(DIRECTION): Reproduce each line exactly, including spacing and punctuation.

(INPUT):
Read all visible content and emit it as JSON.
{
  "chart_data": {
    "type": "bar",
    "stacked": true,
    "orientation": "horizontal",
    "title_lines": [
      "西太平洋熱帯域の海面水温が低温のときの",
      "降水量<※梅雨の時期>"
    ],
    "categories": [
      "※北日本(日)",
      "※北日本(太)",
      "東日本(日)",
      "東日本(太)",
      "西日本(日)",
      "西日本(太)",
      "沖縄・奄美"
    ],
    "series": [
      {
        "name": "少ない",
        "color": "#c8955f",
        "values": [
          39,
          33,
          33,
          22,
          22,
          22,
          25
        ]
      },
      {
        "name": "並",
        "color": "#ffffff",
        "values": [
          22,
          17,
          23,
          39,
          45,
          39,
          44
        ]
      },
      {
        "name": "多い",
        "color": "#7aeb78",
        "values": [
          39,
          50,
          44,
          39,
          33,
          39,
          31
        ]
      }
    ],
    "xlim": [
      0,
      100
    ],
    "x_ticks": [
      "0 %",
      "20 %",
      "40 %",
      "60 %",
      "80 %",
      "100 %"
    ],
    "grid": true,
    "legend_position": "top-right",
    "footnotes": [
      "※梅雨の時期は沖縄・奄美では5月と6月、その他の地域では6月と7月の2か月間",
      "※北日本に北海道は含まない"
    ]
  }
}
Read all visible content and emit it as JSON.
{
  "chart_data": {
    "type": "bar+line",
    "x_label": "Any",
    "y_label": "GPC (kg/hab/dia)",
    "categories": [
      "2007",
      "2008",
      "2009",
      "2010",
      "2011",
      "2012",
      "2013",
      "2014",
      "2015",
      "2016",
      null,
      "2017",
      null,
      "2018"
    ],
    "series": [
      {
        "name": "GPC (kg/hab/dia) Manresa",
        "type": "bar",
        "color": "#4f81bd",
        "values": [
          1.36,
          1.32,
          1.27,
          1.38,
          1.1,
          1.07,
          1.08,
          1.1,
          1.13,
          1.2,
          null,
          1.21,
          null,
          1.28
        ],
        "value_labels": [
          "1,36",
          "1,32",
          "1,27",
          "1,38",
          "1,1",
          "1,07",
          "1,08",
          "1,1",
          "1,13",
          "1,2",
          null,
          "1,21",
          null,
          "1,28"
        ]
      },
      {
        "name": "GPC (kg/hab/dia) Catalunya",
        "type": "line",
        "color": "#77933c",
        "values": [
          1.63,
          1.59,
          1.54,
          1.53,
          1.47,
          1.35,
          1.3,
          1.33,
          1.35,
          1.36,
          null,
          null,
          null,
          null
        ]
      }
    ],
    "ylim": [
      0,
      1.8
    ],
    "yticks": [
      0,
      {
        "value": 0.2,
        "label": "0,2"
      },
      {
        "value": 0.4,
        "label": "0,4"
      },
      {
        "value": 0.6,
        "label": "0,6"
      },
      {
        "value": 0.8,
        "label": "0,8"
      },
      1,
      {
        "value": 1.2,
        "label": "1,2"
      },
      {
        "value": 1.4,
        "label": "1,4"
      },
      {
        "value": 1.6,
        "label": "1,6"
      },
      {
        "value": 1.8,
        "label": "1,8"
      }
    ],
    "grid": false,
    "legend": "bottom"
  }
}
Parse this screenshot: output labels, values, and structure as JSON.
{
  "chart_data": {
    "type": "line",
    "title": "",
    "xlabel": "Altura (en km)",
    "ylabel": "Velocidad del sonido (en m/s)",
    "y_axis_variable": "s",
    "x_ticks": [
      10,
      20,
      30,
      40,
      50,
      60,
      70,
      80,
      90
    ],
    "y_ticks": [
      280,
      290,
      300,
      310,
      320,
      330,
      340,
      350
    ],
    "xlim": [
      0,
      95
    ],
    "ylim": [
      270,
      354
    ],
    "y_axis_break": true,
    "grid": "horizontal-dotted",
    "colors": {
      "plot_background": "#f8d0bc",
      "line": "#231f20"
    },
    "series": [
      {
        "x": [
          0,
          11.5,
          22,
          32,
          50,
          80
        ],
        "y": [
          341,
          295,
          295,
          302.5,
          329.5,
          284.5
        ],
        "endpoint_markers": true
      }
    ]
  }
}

(WRITTEN SOLUTION):
Read all visible content and emit it as JSON.
{
  "chart_data": {
    "type": "bar",
    "stacked": true,
    "orientation": "horizontal",
    "title_lines": [
      "西太平洋熱帯域の海面水温が低温のときの",
      "降水量<※梅雨の時期>"
    ],
    "categories": [
      "※北日本(日)",
      "※北日本(太)",
      "東日本(日)",
      "東日本(太)",
      "西日本(日)",
      "西日本(太)",
      "沖縄・奄美"
    ],
    "series": [
      {
        "name": "少ない",
        "color": "#c8955f",
        "values": [
          39,
          33,
          33,
          22,
          22,
          22,
          25
        ]
      },
      {
        "name": "並",
        "color": "#ffffff",
        "values": [
          22,
          17,
          23,
          39,
          45,
          39,
          44
        ]
      },
      {
        "name": "多い",
        "color": "#7aeb78",
        "values": [
          39,
          50,
          44,
          39,
          33,
          39,
          31
        ]
      }
    ],
    "xlim": [
      0,
      100
    ],
    "x_ticks": [
      "0 %",
      "20 %",
      "40 %",
      "60 %",
      "80 %",
      "100 %"
    ],
    "grid": true,
    "legend_position": "top-right",
    "footnotes": [
      "※梅雨の時期は沖縄・奄美では5月と6月、その他の地域では6月と7月の2か月間",
      "※北日本に北海道は含まない"
    ]
  }
}
Read all visible content and emit it as JSON.
{
  "chart_data": {
    "type": "bar+line",
    "x_label": "Any",
    "y_label": "GPC (kg/hab/dia)",
    "categories": [
      "2007",
      "2008",
      "2009",
      "2010",
      "2011",
      "2012",
      "2013",
      "2014",
      "2015",
      "2016",
      null,
      "2017",
      null,
      "2018"
    ],
    "series": [
      {
        "name": "GPC (kg/hab/dia) Manresa",
        "type": "bar",
        "color": "#4f81bd",
        "values": [
          1.36,
          1.32,
          1.27,
          1.38,
          1.1,
          1.07,
          1.08,
          1.1,
          1.13,
          1.2,
          null,
          1.21,
          null,
          1.28
        ],
        "value_labels": [
          "1,36",
          "1,32",
          "1,27",
          "1,38",
          "1,1",
          "1,07",
          "1,08",
          "1,1",
          "1,13",
          "1,2",
          null,
          "1,21",
          null,
          "1,28"
        ]
      },
      {
        "name": "GPC (kg/hab/dia) Catalunya",
        "type": "line",
        "color": "#77933c",
        "values": [
          1.63,
          1.59,
          1.54,
          1.53,
          1.47,
          1.35,
          1.3,
          1.33,
          1.35,
          1.36,
          null,
          null,
          null,
          null
        ]
      }
    ],
    "ylim": [
      0,
      1.8
    ],
    "yticks": [
      0,
      {
        "value": 0.2,
        "label": "0,2"
      },
      {
        "value": 0.4,
        "label": "0,4"
      },
      {
        "value": 0.6,
        "label": "0,6"
      },
      {
        "value": 0.8,
        "label": "0,8"
      },
      1,
      {
        "value": 1.2,
        "label": "1,2"
      },
      {
        "value": 1.4,
        "label": "1,4"
      },
      {
        "value": 1.6,
        "label": "1,6"
      },
      {
        "value": 1.8,
        "label": "1,8"
      }
    ],
    "grid": false,
    "legend": "bottom"
  }
}
Parse this screenshot: output labels, values, and structure as JSON.
{
  "chart_data": {
    "type": "line",
    "title": "",
    "xlabel": "Altura (en km)",
    "ylabel": "Velocidad del sonido (en m/s)",
    "y_axis_variable": "s",
    "x_ticks": [
      10,
      20,
      30,
      40,
      50,
      60,
      70,
      80,
      90
    ],
    "y_ticks": [
      280,
      290,
      300,
      310,
      320,
      330,
      340,
      350
    ],
    "xlim": [
      0,
      95
    ],
    "ylim": [
      270,
      354
    ],
    "y_axis_break": true,
    "grid": "horizontal-dotted",
    "colors": {
      "plot_background": "#f8d0bc",
      "line": "#231f20"
    },
    "series": [
      {
        "x": [
          0,
          11.5,
          22,
          32,
          50,
          80
        ],
        "y": [
          341,
          295,
          295,
          302.5,
          329.5,
          284.5
        ],
        "endpoint_markers": true
      }
    ]
  }
}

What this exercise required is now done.